* **Set exercise**: Which lines contain the string "title"? Please list every one of them.

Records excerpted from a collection
━━━━━━

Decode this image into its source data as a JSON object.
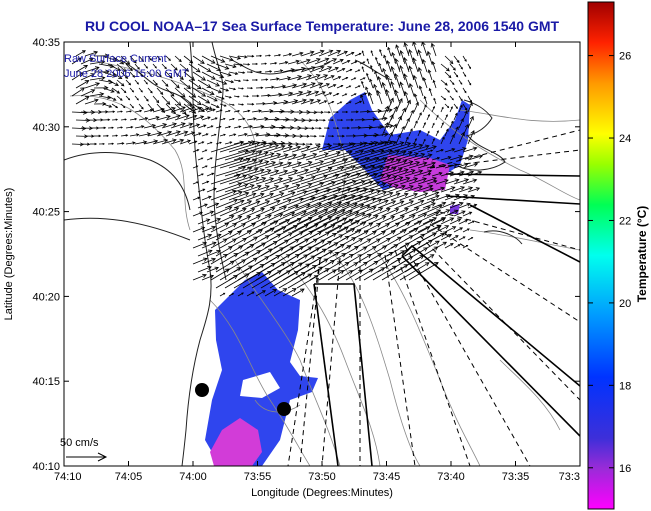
{
  "title": "RU COOL  NOAA–17  Sea Surface Temperature:  June 28, 2006 1540 GMT",
  "overlay": {
    "line1": "Raw Surface Current",
    "line2": "June 28 2006 15:00 GMT"
  },
  "scale": {
    "label": "50 cm/s",
    "speed_cms": 50
  },
  "axes": {
    "xlabel": "Longitude (Degrees:Minutes)",
    "ylabel": "Latitude (Degrees:Minutes)",
    "xticks": [
      "74:10",
      "74:05",
      "74:00",
      "73:55",
      "73:50",
      "73:45",
      "73:40",
      "73:35",
      "73:3"
    ],
    "yticks": [
      "40:35",
      "40:30",
      "40:25",
      "40:20",
      "40:15",
      "40:10"
    ],
    "xlim_minutes_west": [
      10,
      -30
    ],
    "ylim_minutes": [
      10,
      35
    ]
  },
  "colorbar": {
    "label": "Temperature (°C)",
    "ticks": [
      "26",
      "24",
      "22",
      "20",
      "18",
      "16"
    ],
    "range_c": [
      15,
      27.3
    ]
  },
  "colors": {
    "title": "#1a1aa6",
    "land_outline": "#000000",
    "bathymetry": "#888888"
  }
}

━━━━━━

* **Result of this task**:
  "title": "RU COOL  NOAA–17  Sea Surface Temperature:  June 28, 2006 1540 GMT",
    "title": "#1a1aa6",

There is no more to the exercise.